• [GOAL] Using the listing below, copy every line that mentions "color".

• [DATA ENTRIES]
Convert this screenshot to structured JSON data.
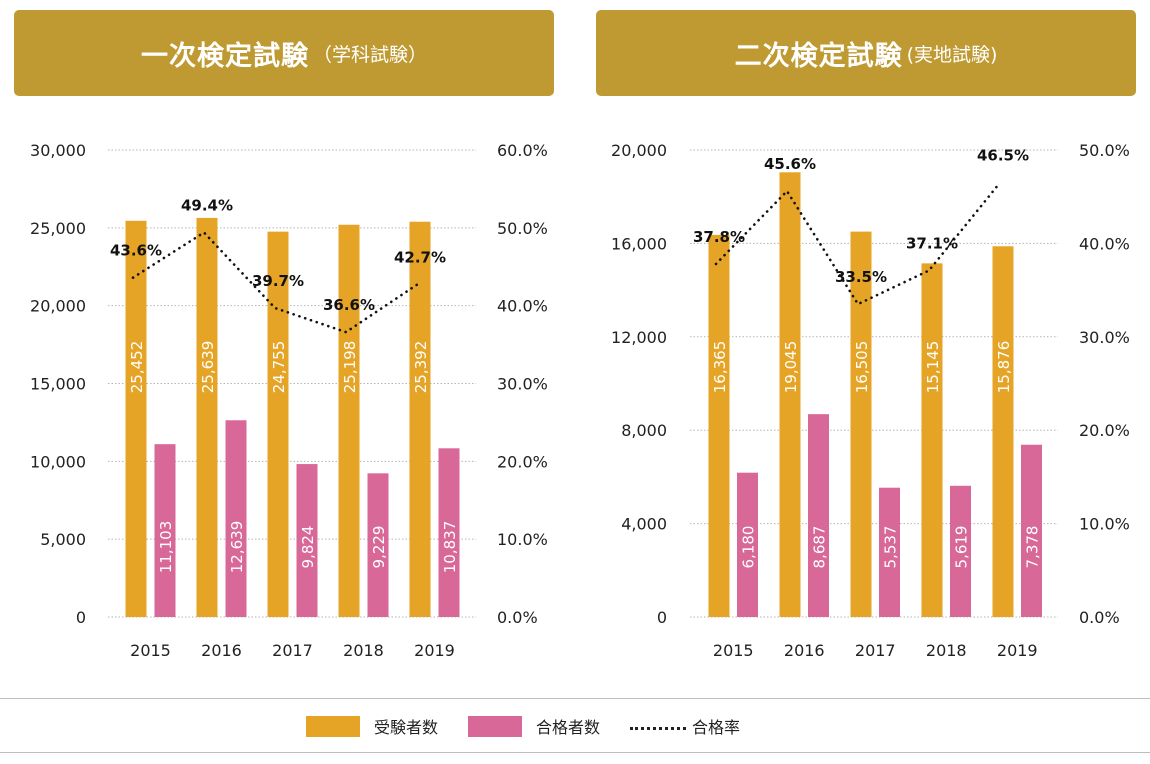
{
  "banners": [
    {
      "main": "一次検定試験",
      "sub": "（学科試験）"
    },
    {
      "main": "二次検定試験",
      "sub": "(実地試験)"
    }
  ],
  "legend": [
    {
      "label": "受験者数",
      "type": "bar",
      "color": "#e5a426"
    },
    {
      "label": "合格者数",
      "type": "bar",
      "color": "#d76897"
    },
    {
      "label": "合格率",
      "type": "line-dotted",
      "color": "#222222"
    }
  ],
  "chart_data": [
    {
      "type": "bar",
      "title": "一次検定試験（学科試験）",
      "categories": [
        "2015",
        "2016",
        "2017",
        "2018",
        "2019"
      ],
      "series": [
        {
          "name": "受験者数",
          "type": "bar",
          "axis": "left",
          "color": "#e5a426",
          "values": [
            25452,
            25639,
            24755,
            25198,
            25392
          ],
          "labels": [
            "25,452",
            "25,639",
            "24,755",
            "25,198",
            "25,392"
          ]
        },
        {
          "name": "合格者数",
          "type": "bar",
          "axis": "left",
          "color": "#d76897",
          "values": [
            11103,
            12639,
            9824,
            9229,
            10837
          ],
          "labels": [
            "11,103",
            "12,639",
            "9,824",
            "9,229",
            "10,837"
          ]
        },
        {
          "name": "合格率",
          "type": "line",
          "axis": "right",
          "style": "dotted",
          "values": [
            43.6,
            49.4,
            39.7,
            36.6,
            42.7
          ],
          "labels": [
            "43.6%",
            "49.4%",
            "39.7%",
            "36.6%",
            "42.7%"
          ]
        }
      ],
      "ylim": [
        0,
        30000
      ],
      "yticks": [
        "0",
        "5,000",
        "10,000",
        "15,000",
        "20,000",
        "25,000",
        "30,000"
      ],
      "y2lim": [
        0,
        60
      ],
      "y2ticks": [
        "0.0%",
        "10.0%",
        "20.0%",
        "30.0%",
        "40.0%",
        "50.0%",
        "60.0%"
      ],
      "grid": true
    },
    {
      "type": "bar",
      "title": "二次検定試験(実地試験)",
      "categories": [
        "2015",
        "2016",
        "2017",
        "2018",
        "2019"
      ],
      "series": [
        {
          "name": "受験者数",
          "type": "bar",
          "axis": "left",
          "color": "#e5a426",
          "values": [
            16365,
            19045,
            16505,
            15145,
            15876
          ],
          "labels": [
            "16,365",
            "19,045",
            "16,505",
            "15,145",
            "15,876"
          ]
        },
        {
          "name": "合格者数",
          "type": "bar",
          "axis": "left",
          "color": "#d76897",
          "values": [
            6180,
            8687,
            5537,
            5619,
            7378
          ],
          "labels": [
            "6,180",
            "8,687",
            "5,537",
            "5,619",
            "7,378"
          ]
        },
        {
          "name": "合格率",
          "type": "line",
          "axis": "right",
          "style": "dotted",
          "values": [
            37.8,
            45.6,
            33.5,
            37.1,
            46.5
          ],
          "labels": [
            "37.8%",
            "45.6%",
            "33.5%",
            "37.1%",
            "46.5%"
          ]
        }
      ],
      "ylim": [
        0,
        20000
      ],
      "yticks": [
        "0",
        "4,000",
        "8,000",
        "12,000",
        "16,000",
        "20,000"
      ],
      "y2lim": [
        0,
        50
      ],
      "y2ticks": [
        "0.0%",
        "10.0%",
        "20.0%",
        "30.0%",
        "40.0%",
        "50.0%"
      ],
      "grid": true
    }
  ]
}
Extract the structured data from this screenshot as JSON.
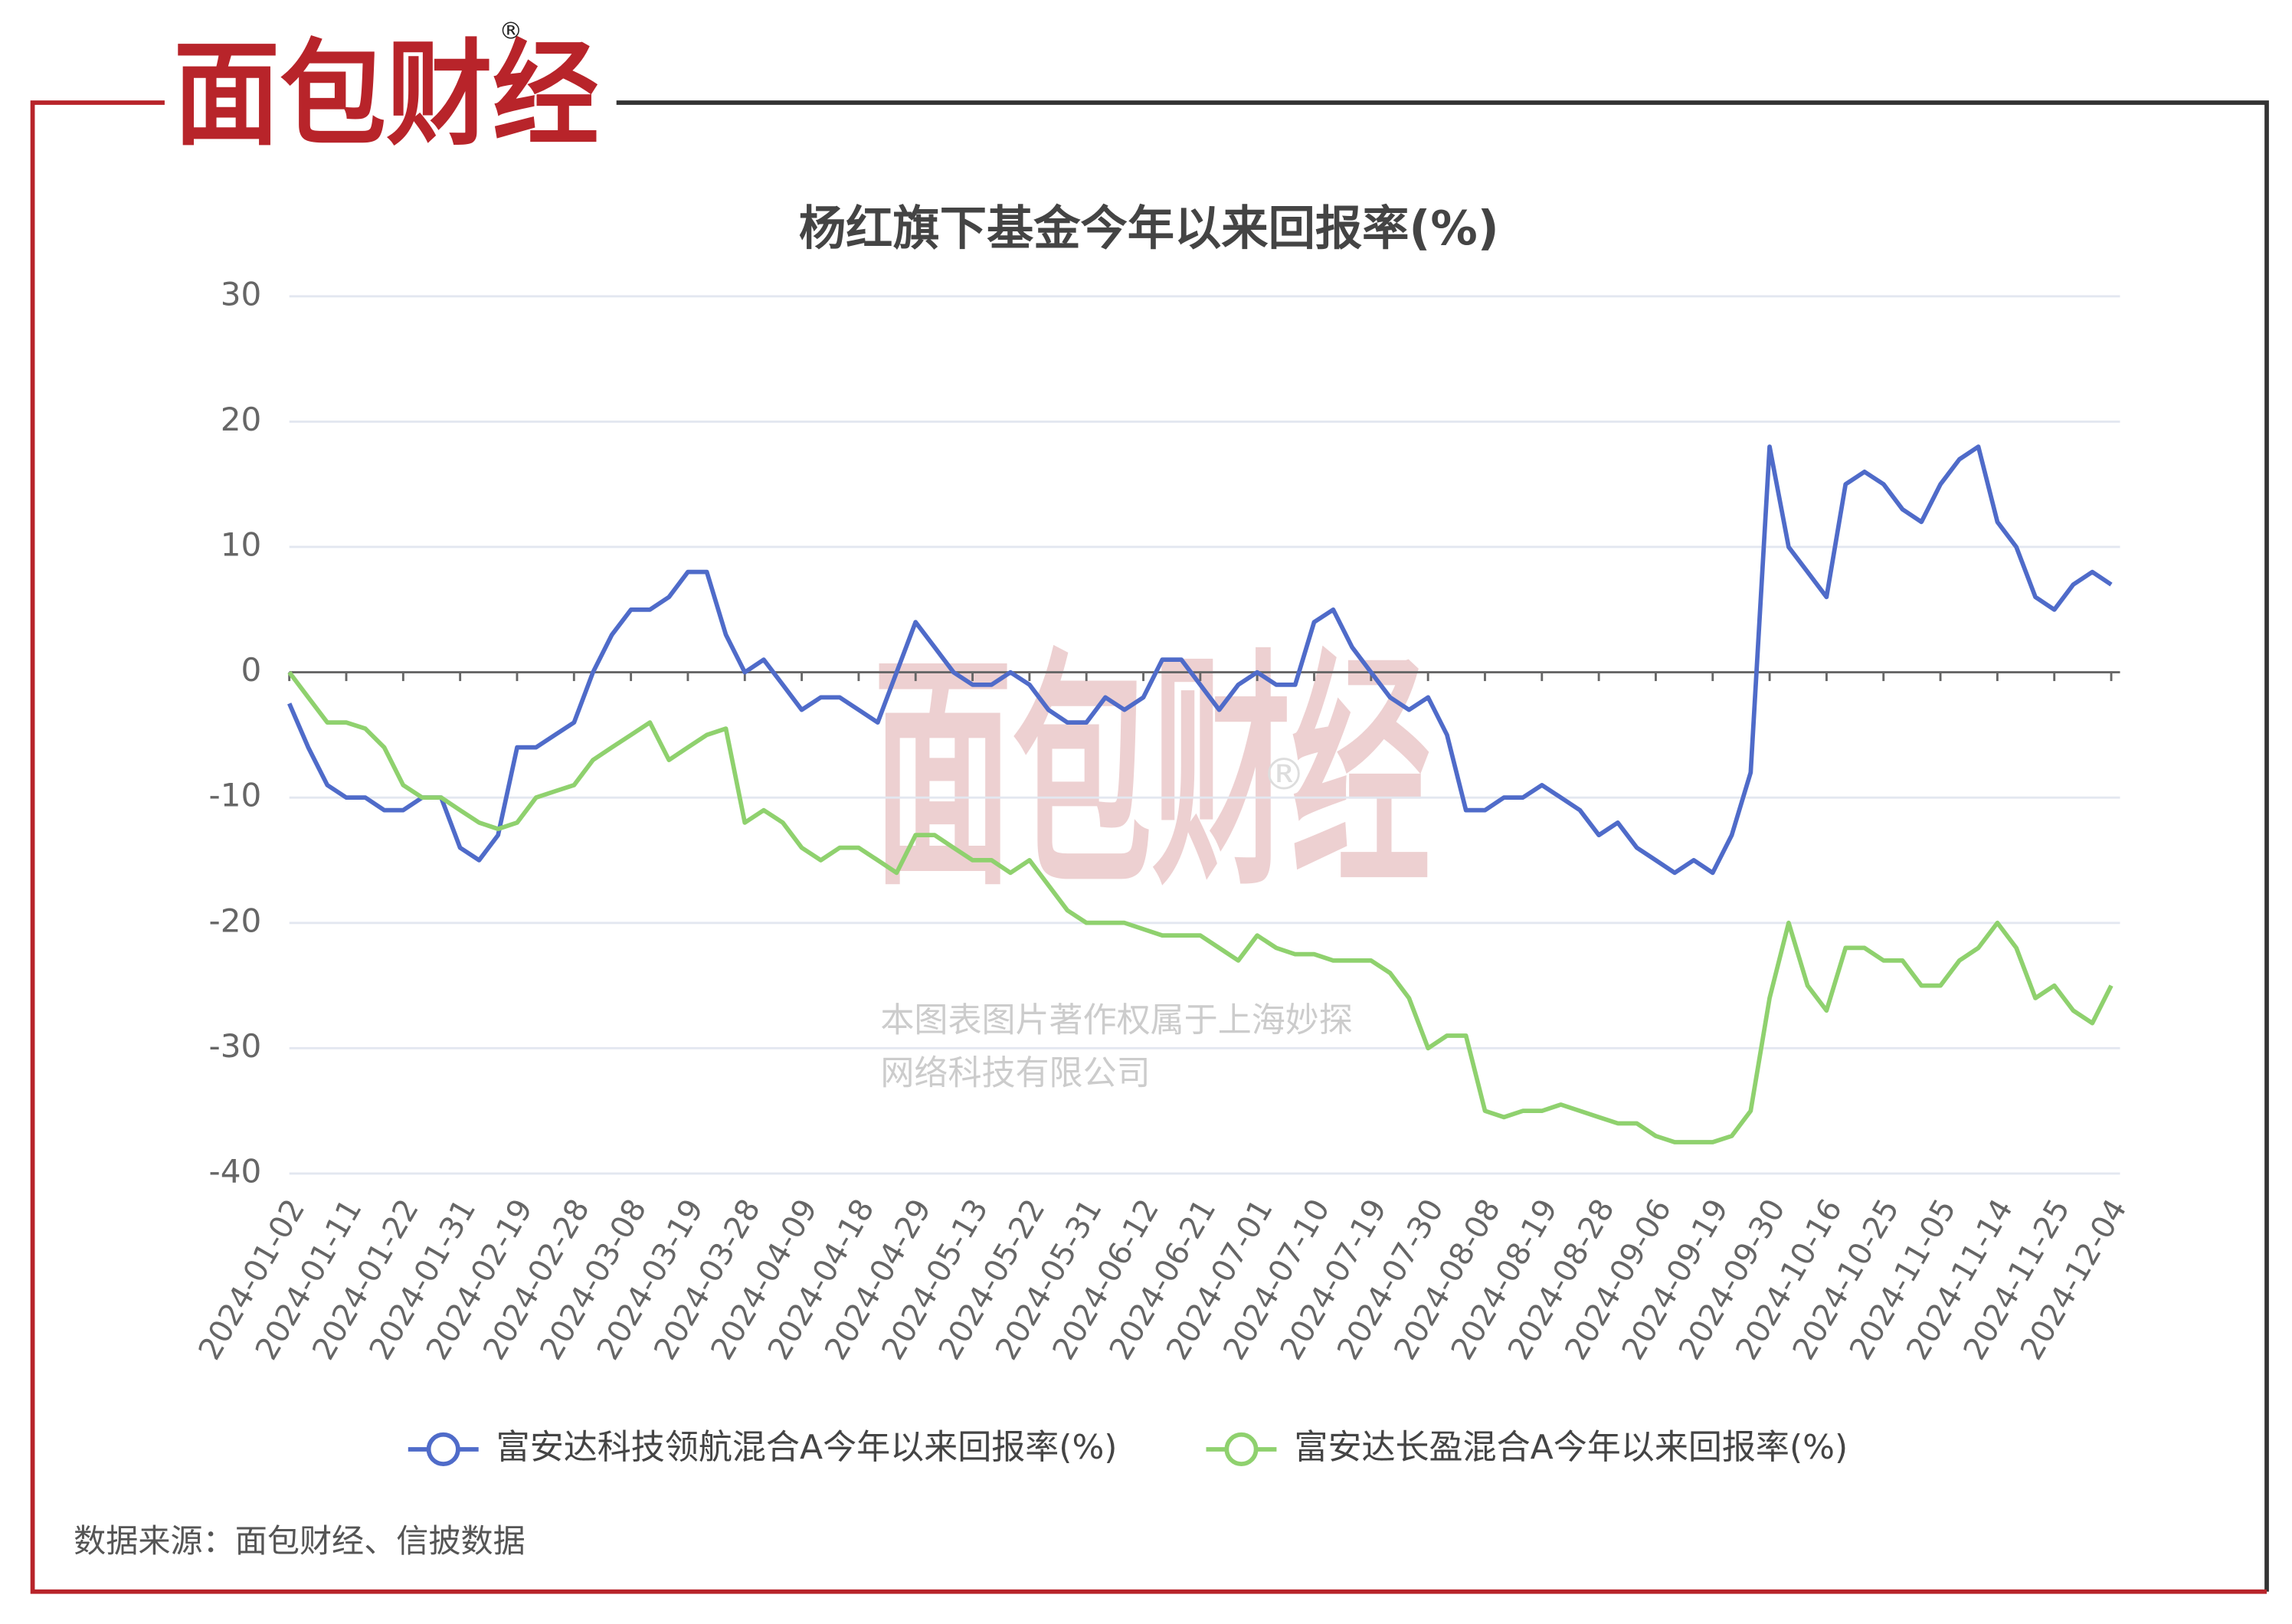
{
  "logo": {
    "name": "面包财经",
    "mark": "®"
  },
  "watermark": {
    "name": "面包财经",
    "mark": "®",
    "line1": "本图表图片著作权属于上海妙探",
    "line2": "网络科技有限公司"
  },
  "source": "数据来源：面包财经、信披数据",
  "chart_data": {
    "type": "line",
    "title": "杨红旗下基金今年以来回报率(%)",
    "categories": [
      "2024-01-02",
      null,
      null,
      "2024-01-11",
      null,
      null,
      "2024-01-22",
      null,
      null,
      "2024-01-31",
      null,
      null,
      "2024-02-19",
      null,
      null,
      "2024-02-28",
      null,
      null,
      "2024-03-08",
      null,
      null,
      "2024-03-19",
      null,
      null,
      "2024-03-28",
      null,
      null,
      "2024-04-09",
      null,
      null,
      "2024-04-18",
      null,
      null,
      "2024-04-29",
      null,
      null,
      "2024-05-13",
      null,
      null,
      "2024-05-22",
      null,
      null,
      "2024-05-31",
      null,
      null,
      "2024-06-12",
      null,
      null,
      "2024-06-21",
      null,
      null,
      "2024-07-01",
      null,
      null,
      "2024-07-10",
      null,
      null,
      "2024-07-19",
      null,
      null,
      "2024-07-30",
      null,
      null,
      "2024-08-08",
      null,
      null,
      "2024-08-19",
      null,
      null,
      "2024-08-28",
      null,
      null,
      "2024-09-06",
      null,
      null,
      "2024-09-19",
      null,
      null,
      "2024-09-30",
      null,
      null,
      "2024-10-16",
      null,
      null,
      "2024-10-25",
      null,
      null,
      "2024-11-05",
      null,
      null,
      "2024-11-14",
      null,
      null,
      "2024-11-25",
      null,
      null,
      "2024-12-04"
    ],
    "series": [
      {
        "name": "富安达科技领航混合A今年以来回报率(%)",
        "color": "#4f6bc9",
        "values": [
          -2.5,
          -6,
          -9,
          -10,
          -10,
          -11,
          -11,
          -10,
          -10,
          -14,
          -15,
          -13,
          -6,
          -6,
          -5,
          -4,
          0,
          3,
          5,
          5,
          6,
          8,
          8,
          3,
          0,
          1,
          -1,
          -3,
          -2,
          -2,
          -3,
          -4,
          0,
          4,
          2,
          0,
          -1,
          -1,
          0,
          -1,
          -3,
          -4,
          -4,
          -2,
          -3,
          -2,
          1,
          1,
          -1,
          -3,
          -1,
          0,
          -1,
          -1,
          4,
          5,
          2,
          0,
          -2,
          -3,
          -2,
          -5,
          -11,
          -11,
          -10,
          -10,
          -9,
          -10,
          -11,
          -13,
          -12,
          -14,
          -15,
          -16,
          -15,
          -16,
          -13,
          -8,
          18,
          10,
          8,
          6,
          15,
          16,
          15,
          13,
          12,
          15,
          17,
          18,
          12,
          10,
          6,
          5,
          7,
          8,
          7
        ]
      },
      {
        "name": "富安达长盈混合A今年以来回报率(%)",
        "color": "#8fd16e",
        "values": [
          0,
          -2,
          -4,
          -4,
          -4.5,
          -6,
          -9,
          -10,
          -10,
          -11,
          -12,
          -12.5,
          -12,
          -10,
          -9.5,
          -9,
          -7,
          -6,
          -5,
          -4,
          -7,
          -6,
          -5,
          -4.5,
          -12,
          -11,
          -12,
          -14,
          -15,
          -14,
          -14,
          -15,
          -16,
          -13,
          -13,
          -14,
          -15,
          -15,
          -16,
          -15,
          -17,
          -19,
          -20,
          -20,
          -20,
          -20.5,
          -21,
          -21,
          -21,
          -22,
          -23,
          -21,
          -22,
          -22.5,
          -22.5,
          -23,
          -23,
          -23,
          -24,
          -26,
          -30,
          -29,
          -29,
          -35,
          -35.5,
          -35,
          -35,
          -34.5,
          -35,
          -35.5,
          -36,
          -36,
          -37,
          -37.5,
          -37.5,
          -37.5,
          -37,
          -35,
          -26,
          -20,
          -25,
          -27,
          -22,
          -22,
          -23,
          -23,
          -25,
          -25,
          -23,
          -22,
          -20,
          -22,
          -26,
          -25,
          -27,
          -28,
          -25
        ]
      }
    ],
    "ylim": [
      -40,
      30
    ],
    "yticks": [
      -40,
      -30,
      -20,
      -10,
      0,
      10,
      20,
      30
    ],
    "grid": true
  }
}
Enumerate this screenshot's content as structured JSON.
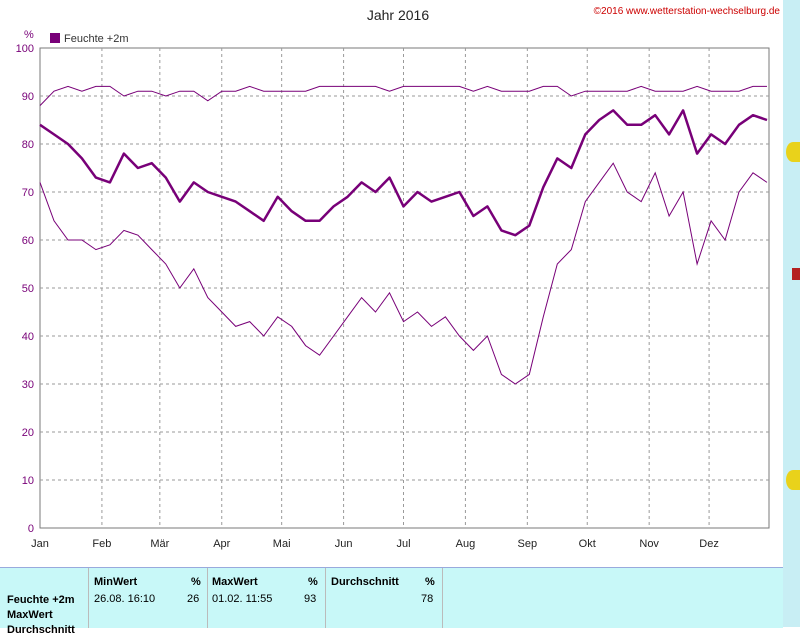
{
  "chart_data": {
    "type": "line",
    "title": "Jahr 2016",
    "copyright": "©2016 www.wetterstation-wechselburg.de",
    "ylabel": "%",
    "ylim": [
      0,
      100
    ],
    "yticks": [
      0,
      10,
      20,
      30,
      40,
      50,
      60,
      70,
      80,
      90,
      100
    ],
    "xlim": [
      1,
      366
    ],
    "xticks": [
      {
        "label": "Jan",
        "day": 1
      },
      {
        "label": "Feb",
        "day": 32
      },
      {
        "label": "Mär",
        "day": 61
      },
      {
        "label": "Apr",
        "day": 92
      },
      {
        "label": "Mai",
        "day": 122
      },
      {
        "label": "Jun",
        "day": 153
      },
      {
        "label": "Jul",
        "day": 183
      },
      {
        "label": "Aug",
        "day": 214
      },
      {
        "label": "Sep",
        "day": 245
      },
      {
        "label": "Okt",
        "day": 275
      },
      {
        "label": "Nov",
        "day": 306
      },
      {
        "label": "Dez",
        "day": 336
      }
    ],
    "grid": true,
    "legend": "top-left",
    "series": [
      {
        "name": "Feuchte +2m",
        "color": "#780078",
        "x": [
          1,
          8,
          15,
          22,
          29,
          36,
          43,
          50,
          57,
          64,
          71,
          78,
          85,
          92,
          99,
          106,
          113,
          120,
          127,
          134,
          141,
          148,
          155,
          162,
          169,
          176,
          183,
          190,
          197,
          204,
          211,
          218,
          225,
          232,
          239,
          246,
          253,
          260,
          267,
          274,
          281,
          288,
          295,
          302,
          309,
          316,
          323,
          330,
          337,
          344,
          351,
          358,
          365
        ],
        "max": [
          88,
          91,
          92,
          91,
          92,
          92,
          90,
          91,
          91,
          90,
          91,
          91,
          89,
          91,
          91,
          92,
          91,
          91,
          91,
          91,
          92,
          92,
          92,
          92,
          92,
          91,
          92,
          92,
          92,
          92,
          92,
          91,
          92,
          91,
          91,
          91,
          92,
          92,
          90,
          91,
          91,
          91,
          91,
          92,
          91,
          91,
          91,
          92,
          91,
          91,
          91,
          92,
          92
        ],
        "mean": [
          84,
          82,
          80,
          77,
          73,
          72,
          78,
          75,
          76,
          73,
          68,
          72,
          70,
          69,
          68,
          66,
          64,
          69,
          66,
          64,
          64,
          67,
          69,
          72,
          70,
          73,
          67,
          70,
          68,
          69,
          70,
          65,
          67,
          62,
          61,
          63,
          71,
          77,
          75,
          82,
          85,
          87,
          84,
          84,
          86,
          82,
          87,
          78,
          82,
          80,
          84,
          86,
          85
        ],
        "min": [
          72,
          64,
          60,
          60,
          58,
          59,
          62,
          61,
          58,
          55,
          50,
          54,
          48,
          45,
          42,
          43,
          40,
          44,
          42,
          38,
          36,
          40,
          44,
          48,
          45,
          49,
          43,
          45,
          42,
          44,
          40,
          37,
          40,
          32,
          30,
          32,
          44,
          55,
          58,
          68,
          72,
          76,
          70,
          68,
          74,
          65,
          70,
          55,
          64,
          60,
          70,
          74,
          72
        ]
      }
    ]
  },
  "stats": {
    "row_labels": [
      "Feuchte +2m",
      "MaxWert",
      "Durchschnitt"
    ],
    "min_header": "MinWert",
    "max_header": "MaxWert",
    "avg_header": "Durchschnitt",
    "unit": "%",
    "min_time": "26.08. 16:10",
    "min_value": "26",
    "max_time": "01.02. 11:55",
    "max_value": "93",
    "avg_value": "78"
  }
}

• [EXERCISE ANSWER]
      "color": "#e5a426"
      "color": "#d76897"
      "color": "#222222"
          "color": "#e5a426",
          "color": "#d76897",
          "color": "#e5a426",
          "color": "#d76897",
        "color": "#4f6bc9",
        "color": "#8fd16e",
        "color": "#780078",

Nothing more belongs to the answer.